** TRY IT **
Wherever the word "that" occurs in the lines below, copy the whole line.

** DATA PROVIDED **
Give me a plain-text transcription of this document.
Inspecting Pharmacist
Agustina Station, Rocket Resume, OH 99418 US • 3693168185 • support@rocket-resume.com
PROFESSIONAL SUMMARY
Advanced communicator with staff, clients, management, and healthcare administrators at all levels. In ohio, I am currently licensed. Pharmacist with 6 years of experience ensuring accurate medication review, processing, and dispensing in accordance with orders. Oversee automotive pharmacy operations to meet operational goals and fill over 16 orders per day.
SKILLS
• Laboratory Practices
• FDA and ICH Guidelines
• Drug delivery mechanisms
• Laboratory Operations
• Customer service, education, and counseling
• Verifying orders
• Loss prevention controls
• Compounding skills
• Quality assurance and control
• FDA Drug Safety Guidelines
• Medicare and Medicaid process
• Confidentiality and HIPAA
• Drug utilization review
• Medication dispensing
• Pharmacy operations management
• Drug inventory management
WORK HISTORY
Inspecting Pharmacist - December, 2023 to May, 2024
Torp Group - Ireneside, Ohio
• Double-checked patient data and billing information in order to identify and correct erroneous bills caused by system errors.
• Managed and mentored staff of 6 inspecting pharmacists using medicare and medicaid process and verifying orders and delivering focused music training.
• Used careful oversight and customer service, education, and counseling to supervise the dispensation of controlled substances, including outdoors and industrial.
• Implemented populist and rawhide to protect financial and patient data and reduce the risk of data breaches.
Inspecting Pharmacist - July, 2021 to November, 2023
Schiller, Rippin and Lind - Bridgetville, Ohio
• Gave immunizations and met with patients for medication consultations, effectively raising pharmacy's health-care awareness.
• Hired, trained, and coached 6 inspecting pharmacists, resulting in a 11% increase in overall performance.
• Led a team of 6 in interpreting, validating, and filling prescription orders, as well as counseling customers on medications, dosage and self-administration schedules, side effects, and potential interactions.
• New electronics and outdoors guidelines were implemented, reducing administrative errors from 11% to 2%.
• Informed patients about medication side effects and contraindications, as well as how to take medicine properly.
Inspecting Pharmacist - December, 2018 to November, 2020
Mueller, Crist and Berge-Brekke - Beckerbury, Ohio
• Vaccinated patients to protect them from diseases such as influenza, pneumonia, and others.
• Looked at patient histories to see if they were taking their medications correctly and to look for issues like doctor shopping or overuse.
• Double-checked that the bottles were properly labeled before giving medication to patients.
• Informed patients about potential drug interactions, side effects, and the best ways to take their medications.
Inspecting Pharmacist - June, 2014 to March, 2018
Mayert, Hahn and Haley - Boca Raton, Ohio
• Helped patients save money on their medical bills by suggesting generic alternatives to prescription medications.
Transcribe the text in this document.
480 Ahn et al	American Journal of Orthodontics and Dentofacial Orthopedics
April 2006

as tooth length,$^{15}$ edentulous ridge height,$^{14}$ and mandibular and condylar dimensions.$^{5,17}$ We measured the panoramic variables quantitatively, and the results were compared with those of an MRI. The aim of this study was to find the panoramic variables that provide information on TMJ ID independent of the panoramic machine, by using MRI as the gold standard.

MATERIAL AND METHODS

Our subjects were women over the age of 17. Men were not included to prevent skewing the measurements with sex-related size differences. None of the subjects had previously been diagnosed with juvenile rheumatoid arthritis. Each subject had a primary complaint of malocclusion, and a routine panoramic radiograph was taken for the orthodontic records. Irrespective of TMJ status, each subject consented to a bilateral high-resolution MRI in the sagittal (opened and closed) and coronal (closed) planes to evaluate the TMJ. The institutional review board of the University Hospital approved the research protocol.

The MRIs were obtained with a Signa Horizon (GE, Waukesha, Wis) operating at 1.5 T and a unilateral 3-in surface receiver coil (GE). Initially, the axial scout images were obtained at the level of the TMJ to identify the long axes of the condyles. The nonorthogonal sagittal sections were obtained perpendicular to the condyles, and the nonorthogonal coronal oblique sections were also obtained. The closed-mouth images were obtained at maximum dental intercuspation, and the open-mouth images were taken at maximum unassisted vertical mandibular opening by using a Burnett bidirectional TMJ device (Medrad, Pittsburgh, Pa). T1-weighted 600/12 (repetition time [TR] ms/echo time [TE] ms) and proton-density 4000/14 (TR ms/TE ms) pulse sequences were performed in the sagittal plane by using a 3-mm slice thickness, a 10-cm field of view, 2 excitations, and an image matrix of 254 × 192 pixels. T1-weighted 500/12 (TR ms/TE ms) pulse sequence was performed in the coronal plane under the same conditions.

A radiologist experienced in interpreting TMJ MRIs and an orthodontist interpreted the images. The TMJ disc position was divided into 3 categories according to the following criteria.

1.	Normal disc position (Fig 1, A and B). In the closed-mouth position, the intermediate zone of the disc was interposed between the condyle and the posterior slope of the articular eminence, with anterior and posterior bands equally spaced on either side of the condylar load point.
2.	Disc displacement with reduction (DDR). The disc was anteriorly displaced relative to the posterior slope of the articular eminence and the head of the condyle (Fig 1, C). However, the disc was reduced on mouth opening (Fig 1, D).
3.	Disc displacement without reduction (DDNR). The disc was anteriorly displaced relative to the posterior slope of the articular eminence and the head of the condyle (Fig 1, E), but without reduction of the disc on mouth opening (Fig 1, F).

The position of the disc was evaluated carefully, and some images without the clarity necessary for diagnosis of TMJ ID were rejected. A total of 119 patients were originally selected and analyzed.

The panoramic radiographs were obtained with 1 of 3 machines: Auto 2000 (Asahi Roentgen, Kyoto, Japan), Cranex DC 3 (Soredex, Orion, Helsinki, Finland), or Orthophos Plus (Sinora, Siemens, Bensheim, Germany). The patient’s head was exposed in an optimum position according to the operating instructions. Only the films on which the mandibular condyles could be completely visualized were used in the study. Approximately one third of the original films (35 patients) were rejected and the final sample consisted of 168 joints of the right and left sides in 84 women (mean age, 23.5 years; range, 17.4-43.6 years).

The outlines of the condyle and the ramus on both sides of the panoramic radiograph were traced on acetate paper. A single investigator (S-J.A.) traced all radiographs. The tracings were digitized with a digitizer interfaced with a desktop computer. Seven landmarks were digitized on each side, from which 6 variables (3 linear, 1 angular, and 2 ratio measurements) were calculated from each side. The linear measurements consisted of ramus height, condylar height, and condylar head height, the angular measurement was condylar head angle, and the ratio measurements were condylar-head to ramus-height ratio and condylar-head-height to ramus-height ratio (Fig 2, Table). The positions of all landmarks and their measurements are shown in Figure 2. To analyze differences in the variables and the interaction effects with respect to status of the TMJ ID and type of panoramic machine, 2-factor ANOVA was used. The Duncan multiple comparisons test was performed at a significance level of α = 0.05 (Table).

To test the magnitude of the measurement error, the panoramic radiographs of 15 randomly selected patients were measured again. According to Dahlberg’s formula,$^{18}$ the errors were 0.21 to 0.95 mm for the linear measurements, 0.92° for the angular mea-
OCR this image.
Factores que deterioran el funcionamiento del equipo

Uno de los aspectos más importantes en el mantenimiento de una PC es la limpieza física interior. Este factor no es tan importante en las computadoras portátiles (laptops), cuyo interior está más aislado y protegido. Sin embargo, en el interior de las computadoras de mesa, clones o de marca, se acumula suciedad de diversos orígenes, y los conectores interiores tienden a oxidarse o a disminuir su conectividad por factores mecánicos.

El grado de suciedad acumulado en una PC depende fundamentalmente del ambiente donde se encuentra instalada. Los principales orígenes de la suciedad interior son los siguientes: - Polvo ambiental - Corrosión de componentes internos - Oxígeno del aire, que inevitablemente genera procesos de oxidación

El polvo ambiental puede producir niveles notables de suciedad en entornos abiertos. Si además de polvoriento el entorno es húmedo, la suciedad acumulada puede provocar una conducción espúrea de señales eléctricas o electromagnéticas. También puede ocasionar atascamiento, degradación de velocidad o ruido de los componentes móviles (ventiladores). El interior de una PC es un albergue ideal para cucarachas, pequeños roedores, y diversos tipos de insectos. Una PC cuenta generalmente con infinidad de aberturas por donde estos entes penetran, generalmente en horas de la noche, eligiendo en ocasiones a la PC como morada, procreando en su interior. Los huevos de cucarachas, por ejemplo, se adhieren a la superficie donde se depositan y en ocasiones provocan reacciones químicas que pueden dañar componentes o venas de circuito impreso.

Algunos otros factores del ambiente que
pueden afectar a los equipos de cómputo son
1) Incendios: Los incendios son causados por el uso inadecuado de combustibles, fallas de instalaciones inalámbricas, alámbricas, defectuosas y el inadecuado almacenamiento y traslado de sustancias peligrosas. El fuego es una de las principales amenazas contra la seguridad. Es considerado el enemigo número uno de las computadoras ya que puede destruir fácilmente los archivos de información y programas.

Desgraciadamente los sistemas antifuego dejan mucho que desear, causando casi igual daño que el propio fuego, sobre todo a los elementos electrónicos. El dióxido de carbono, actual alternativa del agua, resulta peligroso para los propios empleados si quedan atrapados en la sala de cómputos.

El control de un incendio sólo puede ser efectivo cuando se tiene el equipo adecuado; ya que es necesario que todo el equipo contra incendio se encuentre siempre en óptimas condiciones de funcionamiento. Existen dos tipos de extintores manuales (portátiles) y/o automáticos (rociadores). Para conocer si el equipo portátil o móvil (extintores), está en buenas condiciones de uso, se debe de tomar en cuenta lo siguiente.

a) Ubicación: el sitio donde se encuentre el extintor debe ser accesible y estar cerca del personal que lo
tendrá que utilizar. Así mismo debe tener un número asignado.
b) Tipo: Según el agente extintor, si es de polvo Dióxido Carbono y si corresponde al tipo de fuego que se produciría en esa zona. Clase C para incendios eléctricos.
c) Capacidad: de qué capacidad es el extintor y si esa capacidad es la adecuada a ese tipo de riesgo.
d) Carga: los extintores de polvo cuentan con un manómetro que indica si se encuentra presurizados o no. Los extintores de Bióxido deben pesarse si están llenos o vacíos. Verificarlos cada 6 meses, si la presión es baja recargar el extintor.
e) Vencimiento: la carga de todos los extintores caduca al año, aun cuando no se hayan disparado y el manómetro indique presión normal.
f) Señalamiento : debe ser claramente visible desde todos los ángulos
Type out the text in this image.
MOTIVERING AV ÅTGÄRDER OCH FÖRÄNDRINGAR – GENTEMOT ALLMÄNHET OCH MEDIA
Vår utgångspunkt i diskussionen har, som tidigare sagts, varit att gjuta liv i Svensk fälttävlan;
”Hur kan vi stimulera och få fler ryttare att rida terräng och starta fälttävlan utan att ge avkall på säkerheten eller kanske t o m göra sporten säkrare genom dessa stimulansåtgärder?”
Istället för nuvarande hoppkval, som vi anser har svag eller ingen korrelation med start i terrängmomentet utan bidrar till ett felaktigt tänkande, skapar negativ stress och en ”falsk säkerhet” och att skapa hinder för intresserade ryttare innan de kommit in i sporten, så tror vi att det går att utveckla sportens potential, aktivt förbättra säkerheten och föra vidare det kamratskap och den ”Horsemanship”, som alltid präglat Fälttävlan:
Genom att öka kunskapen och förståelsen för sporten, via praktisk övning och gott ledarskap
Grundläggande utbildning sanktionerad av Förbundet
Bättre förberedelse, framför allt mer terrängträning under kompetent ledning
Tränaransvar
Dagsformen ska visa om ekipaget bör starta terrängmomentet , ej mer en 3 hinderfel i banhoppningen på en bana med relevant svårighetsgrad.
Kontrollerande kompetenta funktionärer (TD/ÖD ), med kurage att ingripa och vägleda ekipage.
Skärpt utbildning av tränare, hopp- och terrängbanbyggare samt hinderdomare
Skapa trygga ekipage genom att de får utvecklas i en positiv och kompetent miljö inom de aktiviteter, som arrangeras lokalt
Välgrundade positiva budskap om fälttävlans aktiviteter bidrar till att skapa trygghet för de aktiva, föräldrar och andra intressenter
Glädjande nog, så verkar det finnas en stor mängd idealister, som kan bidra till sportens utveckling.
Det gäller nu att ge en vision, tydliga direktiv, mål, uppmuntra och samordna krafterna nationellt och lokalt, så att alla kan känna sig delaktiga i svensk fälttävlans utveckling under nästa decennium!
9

** ANSWER BOX **
• Double-checked that the bottles were properly labeled before giving medication to patients.
as tooth length,$^{15}$ edentulous ridge height,$^{14}$ and mandibular and condylar dimensions.$^{5,17}$ We measured the panoramic variables quantitatively, and the results were compared with those of an MRI. The aim of this study was to find the panoramic variables that provide information on TMJ ID independent of the panoramic machine, by using MRI as the gold standard.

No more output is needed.